• **Problem requirements**
Print the full listing exactly.

• **Data extract**
- - - - - - -

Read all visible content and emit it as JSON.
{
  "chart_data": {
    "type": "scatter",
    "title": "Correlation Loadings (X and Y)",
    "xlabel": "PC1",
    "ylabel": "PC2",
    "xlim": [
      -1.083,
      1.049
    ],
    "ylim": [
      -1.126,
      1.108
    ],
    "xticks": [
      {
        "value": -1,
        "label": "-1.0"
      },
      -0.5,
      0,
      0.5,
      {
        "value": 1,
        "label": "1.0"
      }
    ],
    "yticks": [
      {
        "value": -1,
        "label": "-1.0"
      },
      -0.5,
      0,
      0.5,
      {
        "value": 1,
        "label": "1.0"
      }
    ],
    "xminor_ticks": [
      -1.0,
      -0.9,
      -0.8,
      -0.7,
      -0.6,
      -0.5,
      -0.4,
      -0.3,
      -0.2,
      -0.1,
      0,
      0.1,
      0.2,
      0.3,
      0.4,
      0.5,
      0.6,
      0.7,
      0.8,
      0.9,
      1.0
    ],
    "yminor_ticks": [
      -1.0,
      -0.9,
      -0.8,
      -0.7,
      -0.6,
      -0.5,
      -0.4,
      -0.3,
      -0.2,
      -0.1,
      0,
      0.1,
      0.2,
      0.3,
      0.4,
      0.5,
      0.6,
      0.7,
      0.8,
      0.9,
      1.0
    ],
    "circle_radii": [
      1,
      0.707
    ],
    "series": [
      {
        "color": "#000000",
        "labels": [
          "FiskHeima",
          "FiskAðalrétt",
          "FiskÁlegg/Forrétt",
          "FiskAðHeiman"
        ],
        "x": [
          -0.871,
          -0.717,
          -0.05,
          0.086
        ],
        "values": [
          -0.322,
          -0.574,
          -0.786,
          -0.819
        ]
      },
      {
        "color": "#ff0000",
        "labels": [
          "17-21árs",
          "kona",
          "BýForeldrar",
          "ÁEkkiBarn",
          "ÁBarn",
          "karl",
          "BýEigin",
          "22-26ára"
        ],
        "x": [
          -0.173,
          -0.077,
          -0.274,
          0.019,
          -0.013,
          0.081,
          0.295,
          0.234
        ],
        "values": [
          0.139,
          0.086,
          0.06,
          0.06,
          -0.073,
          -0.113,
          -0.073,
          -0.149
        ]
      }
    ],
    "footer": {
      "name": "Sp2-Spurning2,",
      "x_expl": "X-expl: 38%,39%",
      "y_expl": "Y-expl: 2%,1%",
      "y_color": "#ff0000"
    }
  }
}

- - - - - - -

• **Output for this exercise**
Read all visible content and emit it as JSON.
{
  "chart_data": {
    "type": "scatter",
    "title": "Correlation Loadings (X and Y)",
    "xlabel": "PC1",
    "ylabel": "PC2",
    "xlim": [
      -1.083,
      1.049
    ],
    "ylim": [
      -1.126,
      1.108
    ],
    "xticks": [
      {
        "value": -1,
        "label": "-1.0"
      },
      -0.5,
      0,
      0.5,
      {
        "value": 1,
        "label": "1.0"
      }
    ],
    "yticks": [
      {
        "value": -1,
        "label": "-1.0"
      },
      -0.5,
      0,
      0.5,
      {
        "value": 1,
        "label": "1.0"
      }
    ],
    "xminor_ticks": [
      -1.0,
      -0.9,
      -0.8,
      -0.7,
      -0.6,
      -0.5,
      -0.4,
      -0.3,
      -0.2,
      -0.1,
      0,
      0.1,
      0.2,
      0.3,
      0.4,
      0.5,
      0.6,
      0.7,
      0.8,
      0.9,
      1.0
    ],
    "yminor_ticks": [
      -1.0,
      -0.9,
      -0.8,
      -0.7,
      -0.6,
      -0.5,
      -0.4,
      -0.3,
      -0.2,
      -0.1,
      0,
      0.1,
      0.2,
      0.3,
      0.4,
      0.5,
      0.6,
      0.7,
      0.8,
      0.9,
      1.0
    ],
    "circle_radii": [
      1,
      0.707
    ],
    "series": [
      {
        "color": "#000000",
        "labels": [
          "FiskHeima",
          "FiskAðalrétt",
          "FiskÁlegg/Forrétt",
          "FiskAðHeiman"
        ],
        "x": [
          -0.871,
          -0.717,
          -0.05,
          0.086
        ],
        "values": [
          -0.322,
          -0.574,
          -0.786,
          -0.819
        ]
      },
      {
        "color": "#ff0000",
        "labels": [
          "17-21árs",
          "kona",
          "BýForeldrar",
          "ÁEkkiBarn",
          "ÁBarn",
          "karl",
          "BýEigin",
          "22-26ára"
        ],
        "x": [
          -0.173,
          -0.077,
          -0.274,
          0.019,
          -0.013,
          0.081,
          0.295,
          0.234
        ],
        "values": [
          0.139,
          0.086,
          0.06,
          0.06,
          -0.073,
          -0.113,
          -0.073,
          -0.149
        ]
      }
    ],
    "footer": {
      "name": "Sp2-Spurning2,",
      "x_expl": "X-expl: 38%,39%",
      "y_expl": "Y-expl: 2%,1%",
      "y_color": "#ff0000"
    }
  }
}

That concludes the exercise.